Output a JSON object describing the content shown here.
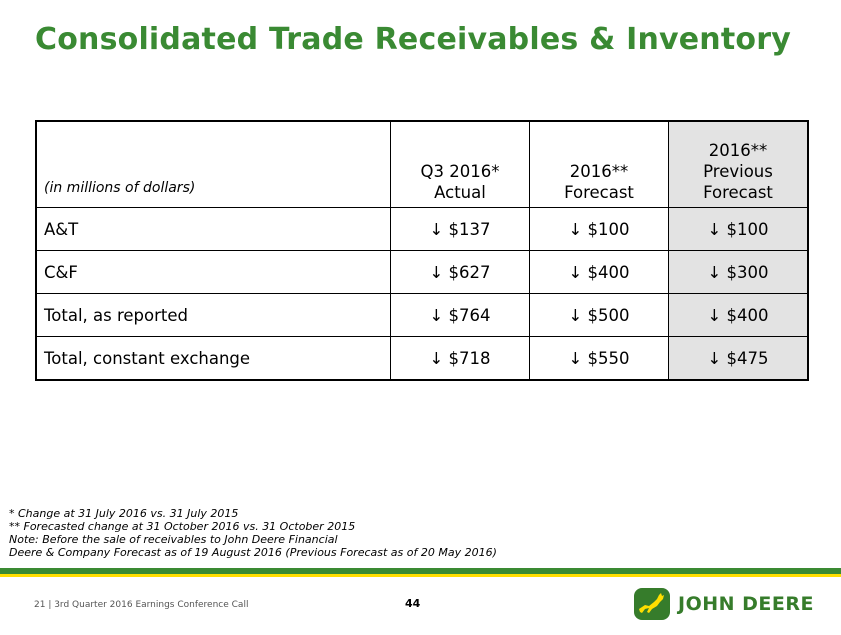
{
  "title": "Consolidated Trade Receivables & Inventory",
  "table": {
    "units_label": "(in millions of dollars)",
    "headers": [
      {
        "line1": "",
        "line2": "Q3 2016*",
        "line3": "Actual"
      },
      {
        "line1": "",
        "line2": "2016**",
        "line3": "Forecast"
      },
      {
        "line1": "2016**",
        "line2": "Previous",
        "line3": "Forecast"
      }
    ],
    "rows": [
      {
        "label": "A&T",
        "q3": "↓ $137",
        "fc": "↓ $100",
        "prev": "↓ $100"
      },
      {
        "label": "C&F",
        "q3": "↓ $627",
        "fc": "↓ $400",
        "prev": "↓ $300"
      },
      {
        "label": "Total, as reported",
        "q3": "↓ $764",
        "fc": "↓ $500",
        "prev": "↓ $400"
      },
      {
        "label": "Total, constant exchange",
        "q3": "↓ $718",
        "fc": "↓ $550",
        "prev": "↓ $475"
      }
    ]
  },
  "notes": [
    "* Change at 31 July 2016 vs. 31 July 2015",
    "** Forecasted change at 31 October 2016 vs. 31 October 2015",
    "Note:  Before the sale of receivables to John Deere Financial",
    "Deere & Company Forecast as of 19 August 2016 (Previous Forecast as of 20 May 2016)"
  ],
  "footer": {
    "left": "21  |  3rd Quarter 2016 Earnings Conference Call",
    "page_number": "44",
    "brand": "JOHN DEERE"
  },
  "colors": {
    "title": "#3a8a33",
    "brand_green": "#367c2b",
    "brand_yellow": "#ffde00",
    "prev_col_bg": "#e3e3e3"
  },
  "icons": {
    "logo": "leaping-deer-icon"
  }
}
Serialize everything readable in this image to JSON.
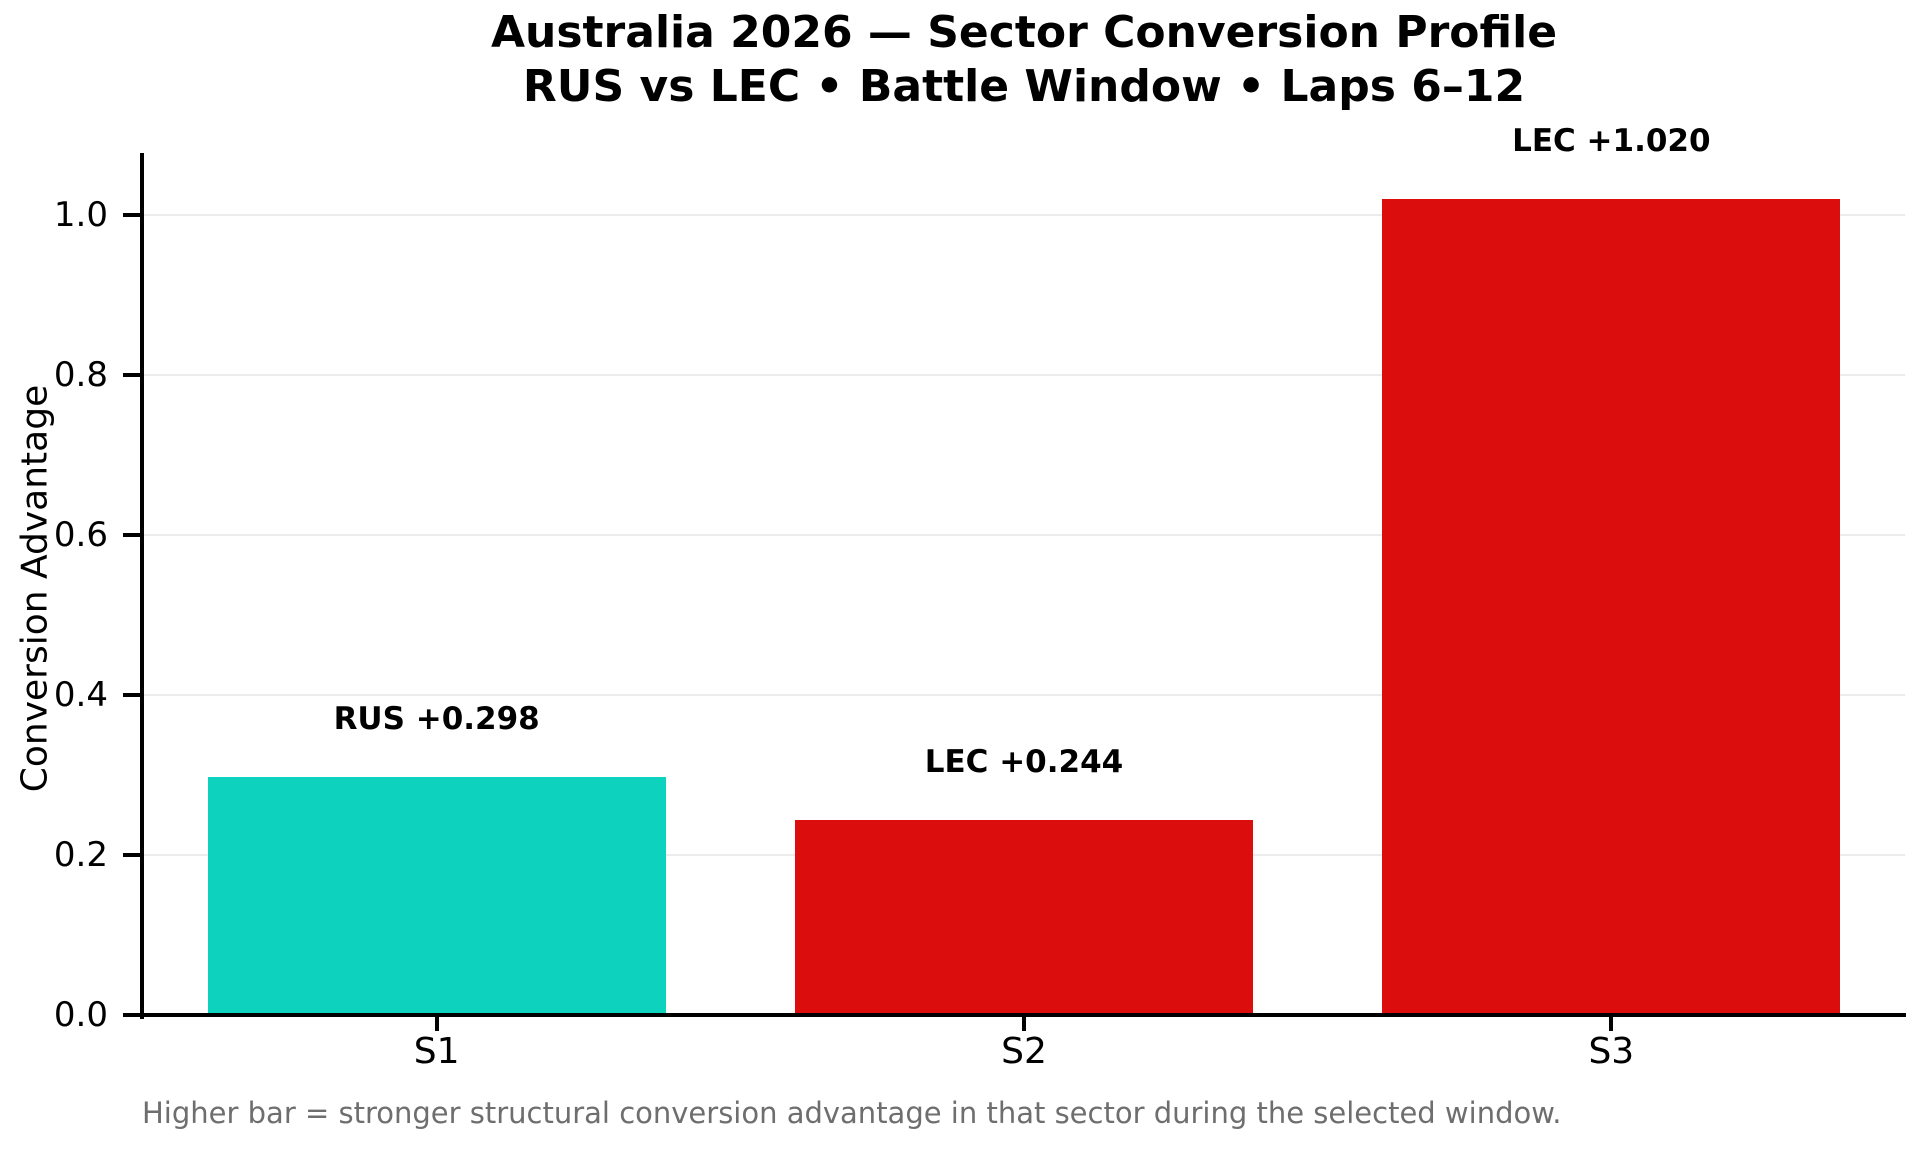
{
  "chart_data": {
    "type": "bar",
    "title_line1": "Australia 2026 — Sector Conversion Profile",
    "title_line2": "RUS vs LEC • Battle Window • Laps 6–12",
    "ylabel": "Conversion Advantage",
    "xlabel": "",
    "categories": [
      "S1",
      "S2",
      "S3"
    ],
    "values": [
      0.298,
      0.244,
      1.02
    ],
    "bar_labels": [
      "RUS +0.298",
      "LEC +0.244",
      "LEC +1.020"
    ],
    "bar_colors": [
      "#0dd3be",
      "#dc0d0d",
      "#dc0d0d"
    ],
    "ytick_values": [
      0.0,
      0.2,
      0.4,
      0.6,
      0.8,
      1.0
    ],
    "ytick_labels": [
      "0.0",
      "0.2",
      "0.4",
      "0.6",
      "0.8",
      "1.0"
    ],
    "ylim": [
      0,
      1.074
    ],
    "grid": "horizontal-light",
    "legend_position": "none",
    "footnote": "Higher bar = stronger structural conversion advantage in that sector during the selected window.",
    "colors": {
      "teal": "#0dd3be",
      "red": "#dc0d0d",
      "grid": "#ececec",
      "axis": "#000000",
      "footnote_gray": "#6e6e6e",
      "background": "#ffffff"
    }
  }
}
★ ★ ★
* _TO DO_:
From the data above, show each line that contains "JSON".

* _REPLY TO THE TASK_:
Output a JSON object describing the content shown here.
Serialize everything readable in this image to JSON.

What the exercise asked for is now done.